The movie is among the darkest of comedies. The title character (Robert Duvall), arrested for feeling too much, writhes in pain while the voices of the prison guards watching him argue about monitor settings. It makes for an interesting contrast with the work of Stanley Kubrick. His films always have the sense of a controlling intelligence, however cold or disinterested it may be. Lucas’ movie is so thoroughly depersonalized that if you beseeched its gods, you’d soon find yourself trapped in their voicemail. And I mean that as a high compliment.
THX ultimately devolves into a chase film, but even in the heat of pursuit Lucas explores the facets of his sterile civilization. There’s a sequence when Duvall escapes from prison only to be plunged into a raging torrent of humanity that had me hyperventilating. And the movie’s closing conceit is grimly hysterical.

- - - - -

» **SET EXERCISE 1**: Copy the passage in the THX review from "The movie is" to "is grimly hysterical." word for word.
» **SET EXERCISE 2**: Write what comes next in the review of THX, picking up after its final sentence.

- - - - -

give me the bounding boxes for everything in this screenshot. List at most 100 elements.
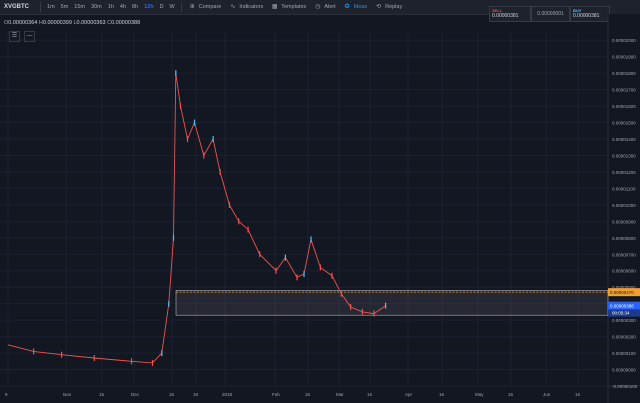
indicator-settings-icon[interactable]: ☰	[9, 31, 20, 42]
x-tick-label: 9	[5, 392, 8, 397]
y-tick-label: 0.00001200	[612, 170, 636, 175]
replay-button[interactable]: ⟲ Replay	[371, 4, 406, 11]
y-tick-label: 0.00000000	[612, 368, 636, 373]
y-tick-label: 0.00001000	[612, 203, 636, 208]
x-tick-label: Dec	[131, 392, 140, 397]
indicators-label: Indicators	[239, 4, 264, 10]
y-tick-label: 0.00001100	[612, 186, 636, 191]
collapse-icon[interactable]: —	[24, 31, 35, 42]
spread-display: 0.00000001	[531, 6, 570, 22]
x-tick-label: 15	[99, 392, 105, 397]
price-line-down	[7, 73, 386, 364]
x-tick-label: 15	[575, 392, 581, 397]
price-scale	[608, 14, 640, 403]
y-tick-label: 0.00000700	[612, 252, 636, 257]
low-value: 0.00000363	[76, 20, 106, 26]
y-tick-label: 0.00000800	[612, 236, 636, 241]
y-tick-label: 0.00001800	[612, 71, 636, 76]
plus-circle-icon: ⊕	[189, 3, 195, 10]
x-tick-label: May	[475, 392, 484, 397]
timeframe-W[interactable]: W	[169, 4, 175, 10]
y-tick-label: 0.00001600	[612, 104, 636, 109]
timeframe-D[interactable]: D	[159, 4, 164, 10]
countdown-badge	[608, 309, 640, 317]
timeframe-8h[interactable]: 8h	[131, 4, 139, 10]
last-price-label: 0.00000388	[610, 304, 634, 309]
x-tick-label: 18	[193, 392, 199, 397]
y-tick-label: -0.00000100	[612, 384, 638, 389]
spread-value: 0.00000001	[537, 11, 564, 17]
ideas-button[interactable]: ✪ Ideas	[340, 4, 371, 11]
indicators-button[interactable]: ∿ Indicators	[225, 4, 267, 11]
y-tick-label: 0.00001400	[612, 137, 636, 142]
y-tick-label: 0.00000900	[612, 219, 636, 224]
high-key: H	[38, 20, 43, 26]
x-tick-label: 15	[367, 392, 373, 397]
ideas-label: Ideas	[353, 4, 368, 10]
x-tick-label: Mar	[336, 392, 344, 397]
high-value: 0.00000399	[42, 20, 72, 26]
x-tick-label: 15	[508, 392, 514, 397]
close-value: 0.00000388	[111, 20, 141, 26]
divider	[40, 2, 42, 12]
timeframe-1h[interactable]: 1h	[107, 4, 114, 10]
replay-label: Replay	[385, 4, 403, 10]
y-tick-label: 0.00001500	[612, 121, 636, 126]
lightbulb-icon: ✪	[344, 3, 350, 10]
timeframe-15m[interactable]: 15m	[74, 4, 85, 10]
x-tick-label: Apr	[405, 392, 413, 397]
divider	[180, 2, 182, 12]
resistance-price-label: 0.00000470	[610, 290, 634, 295]
x-tick-label: 2018	[222, 392, 233, 397]
timeframe-30m[interactable]: 30m	[91, 4, 102, 10]
y-tick-label: 0.00000100	[612, 351, 636, 356]
x-tick-label: Feb	[272, 392, 280, 397]
x-tick-label: 16	[439, 392, 445, 397]
alert-label: Alert	[324, 4, 336, 10]
templates-button[interactable]: ▦ Templates	[267, 4, 310, 11]
indicators-icon: ∿	[230, 3, 236, 10]
last-price-badge	[608, 301, 640, 310]
timeframe-4h[interactable]: 4h	[119, 4, 126, 10]
y-tick-label: 0.00002000	[612, 38, 636, 43]
buy-price: 0.00000381	[573, 13, 600, 19]
countdown-label: 00:05:34	[612, 311, 630, 316]
x-tick-label: 15	[169, 392, 175, 397]
x-tick-label: Nov	[63, 392, 72, 397]
y-tick-label: 0.00001700	[612, 88, 636, 93]
open-value: 0.00000364	[8, 20, 38, 26]
sell-price: 0.00000381	[492, 13, 519, 19]
timeframe-5m[interactable]: 5m	[60, 4, 69, 10]
buy-button[interactable]: BUY 0.00000381	[570, 6, 610, 22]
timeframe-1m[interactable]: 1m	[47, 4, 55, 10]
y-tick-label: 0.00000500	[612, 285, 636, 290]
top-toolbar: XVGBTC 1m 5m 15m 30m 1h 4h 8h 12h D W ⊕ Compare ∿ I…	[0, 0, 640, 15]
y-tick-label: 0.00001300	[612, 153, 636, 158]
y-tick-label: 0.00000600	[612, 269, 636, 274]
x-tick-label: 15	[305, 392, 311, 397]
sell-button[interactable]: SELL 0.00000381	[489, 6, 531, 22]
x-tick-label: Jun	[543, 392, 551, 397]
timeframe-selector: 1m 5m 15m 30m 1h 4h 8h 12h D W	[44, 4, 178, 10]
templates-icon: ▦	[271, 3, 278, 10]
ohlc-legend: O0.00000364 H0.00000399 L0.00000363 C0.0…	[4, 20, 140, 26]
resistance-badge	[608, 288, 640, 297]
low-key: L	[73, 20, 77, 26]
y-tick-label: 0.00000200	[612, 335, 636, 340]
timeframe-12h[interactable]: 12h	[144, 4, 154, 10]
y-tick-label: 0.00001900	[612, 55, 636, 60]
templates-label: Templates	[281, 4, 307, 10]
open-key: O	[4, 20, 9, 26]
symbol-label[interactable]: XVGBTC	[4, 4, 30, 10]
support-zone-box	[175, 290, 609, 316]
replay-icon: ⟲	[376, 3, 382, 10]
compare-button[interactable]: ⊕ Compare	[185, 4, 226, 11]
price-chart[interactable]: 0.00002000 0.00001900 0.00001800 0.00001700…	[0, 14, 640, 403]
compare-label: Compare	[198, 4, 222, 10]
alert-button[interactable]: ◷ Alert	[310, 4, 339, 11]
alarm-clock-icon: ◷	[315, 3, 321, 10]
buy-label: BUY	[573, 8, 582, 13]
close-key: C	[107, 20, 112, 26]
sell-label: SELL	[492, 8, 503, 13]
y-tick-label: 0.00000300	[612, 318, 636, 323]
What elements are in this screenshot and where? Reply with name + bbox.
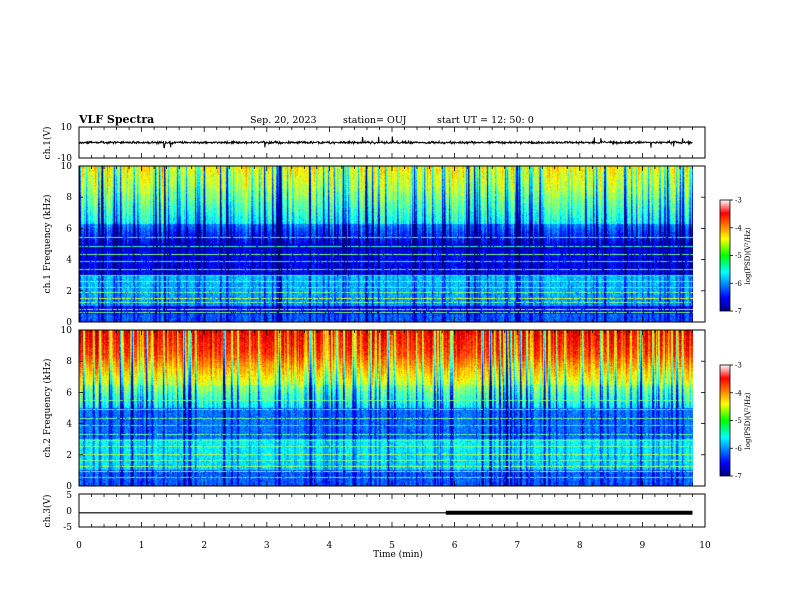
frequency-tick-label: 4 <box>66 420 72 430</box>
frequency-tick-label: 6 <box>66 388 72 398</box>
frequency-tick-label: 4 <box>66 256 72 266</box>
x-tick-label: 0 <box>76 541 82 551</box>
date-label: Sep. 20, 2023 <box>250 115 317 126</box>
start-time-label: start UT = 12: 50: 0 <box>437 115 534 126</box>
x-axis-label: Time (min) <box>373 549 423 560</box>
frequency-tick-label: 0 <box>66 318 72 328</box>
x-tick-label: 4 <box>327 541 333 551</box>
x-tick-label: 8 <box>577 541 583 551</box>
frequency-tick-label: 2 <box>66 287 72 297</box>
ch1-colorbar-ticks: -3 -4 -5 -6 -7 <box>730 197 742 316</box>
ch3-ytick-mid: 0 <box>66 507 72 517</box>
x-tick-label: 1 <box>139 541 145 551</box>
ch1-frequency-tick-labels: 0 2 4 6 8 10 <box>61 162 705 328</box>
frequency-tick-label: 10 <box>61 162 73 172</box>
frequency-tick-label: 8 <box>66 193 72 203</box>
x-tick-label: 9 <box>640 541 646 551</box>
ch2-spectrogram-heatmap <box>79 330 693 486</box>
colorbar-tick-label: -7 <box>735 308 742 316</box>
ch1-waveform-panel: 10 -10 ch.1(V) <box>42 123 706 164</box>
x-axis-tick-labels: 0 1 2 3 4 5 6 7 8 9 10 <box>76 541 711 551</box>
ch1-ytick-top: 10 <box>61 123 73 133</box>
station-label: station= OUJ <box>343 115 407 126</box>
ch2-spectrogram-panel: 0 2 4 6 8 10 ch.2 Frequency (kHz) <box>42 326 706 492</box>
ch1-spectrogram-heatmap <box>79 166 693 322</box>
ch2-spectrogram-ticks <box>78 330 706 486</box>
ch1-spectrogram-ylabel: ch.1 Frequency (kHz) <box>42 195 53 294</box>
colorbar-tick-label: -3 <box>735 197 742 205</box>
ch3-ytick-top: 5 <box>66 491 72 501</box>
colorbar-tick-label: -6 <box>735 280 742 288</box>
x-tick-label: 5 <box>389 541 395 551</box>
ch3-ytick-bottom: -5 <box>63 523 72 533</box>
ch3-waveform-ylabel: ch.3(V) <box>42 495 53 528</box>
ch3-waveform-ticks <box>78 494 706 527</box>
colorbar-tick-label: -4 <box>735 389 742 397</box>
ch2-colorbar-label: log(PSD)(V²/Hz) <box>744 392 752 449</box>
ch1-waveform-ylabel: ch.1(V) <box>42 127 53 160</box>
x-tick-label: 6 <box>452 541 458 551</box>
frequency-tick-label: 0 <box>66 482 72 492</box>
ch1-colorbar-ramp <box>719 199 731 312</box>
colorbar-tick-label: -7 <box>735 473 742 481</box>
colorbar-tick-label: -3 <box>735 362 742 370</box>
figure-title: VLF Spectra <box>78 113 154 126</box>
ch1-colorbar: -3 -4 -5 -6 -7 log(PSD)(V²/Hz) <box>719 197 752 316</box>
ch2-colorbar: -3 -4 -5 -6 -7 log(PSD)(V²/Hz) <box>719 362 752 481</box>
colorbar-tick-label: -5 <box>735 417 742 425</box>
ch2-frequency-tick-labels: 0 2 4 6 8 10 <box>61 326 705 492</box>
ch2-spectrogram-ylabel: ch.2 Frequency (kHz) <box>42 359 53 458</box>
ch1-waveform-ticks <box>78 127 706 158</box>
x-tick-label: 10 <box>699 541 711 551</box>
colorbar-tick-label: -6 <box>735 445 742 453</box>
x-tick-label: 7 <box>514 541 520 551</box>
colorbar-tick-label: -5 <box>735 252 742 260</box>
x-tick-label: 2 <box>201 541 207 551</box>
ch3-waveform-panel: 5 0 -5 ch.3(V) <box>42 491 706 533</box>
ch1-ytick-bottom: -10 <box>58 154 73 164</box>
ch1-spectrogram-panel: 0 2 4 6 8 10 ch.1 Frequency (kHz) <box>42 162 706 328</box>
frequency-tick-label: 2 <box>66 451 72 461</box>
ch1-spectrogram-ticks <box>78 166 706 322</box>
frequency-tick-label: 10 <box>61 326 73 336</box>
frequency-tick-label: 6 <box>66 224 72 234</box>
frequency-tick-label: 8 <box>66 357 72 367</box>
ch1-waveform-line <box>78 136 693 149</box>
x-tick-label: 3 <box>264 541 270 551</box>
colorbar-tick-label: -4 <box>735 224 742 232</box>
ch2-colorbar-ticks: -3 -4 -5 -6 -7 <box>730 362 742 481</box>
ch1-colorbar-label: log(PSD)(V²/Hz) <box>744 227 752 284</box>
ch2-colorbar-ramp <box>719 364 731 477</box>
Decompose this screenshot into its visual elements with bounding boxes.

- - - - -

» **EXERCISE RESULT 1**:
The movie is among the darkest of comedies. The title character (Robert Duvall), arrested for feeling too much, writhes in pain while the voices of the prison guards watching him argue about monitor settings. It makes for an interesting contrast with the work of Stanley Kubrick. His films always have the sense of a controlling intelligence, however cold or disinterested it may be. Lucas’ movie is so thoroughly depersonalized that if you beseeched its gods, you’d soon find yourself trapped in their voicemail. And I mean that as a high compliment.
THX ultimately devolves into a chase film, but even in the heat of pursuit Lucas explores the facets of his sterile civilization. There’s a sequence when Duvall escapes from prison only to be plunged into a raging torrent of humanity that had me hyperventilating. And the movie’s closing conceit is grimly hysterical.

» **EXERCISE RESULT 2**:
Lucas has a habit of tinkering with his movies. He’s added footage to this film, and there are reports that Hayden Christensen has replaced Sebastian Shaw in the ghostly farewell that closes RETURN OF THE JEDI on DVD. So let me make a request. Can Lucas use CGI to correct the misspelling of actor David Ogden Stiers’ name in the THX credit roll?
I saw the movie at my favorite Seattle theater, the Cinerama. It’s one of the only movie houses in the world equipped to show films in the now defunct Cinerama format. Earlier this year, I was lucky enough to see 1962’s HOW THE WEST WAS WON there the way it was intended to be seen. Three projectors, three screens. Utterly breathtaking.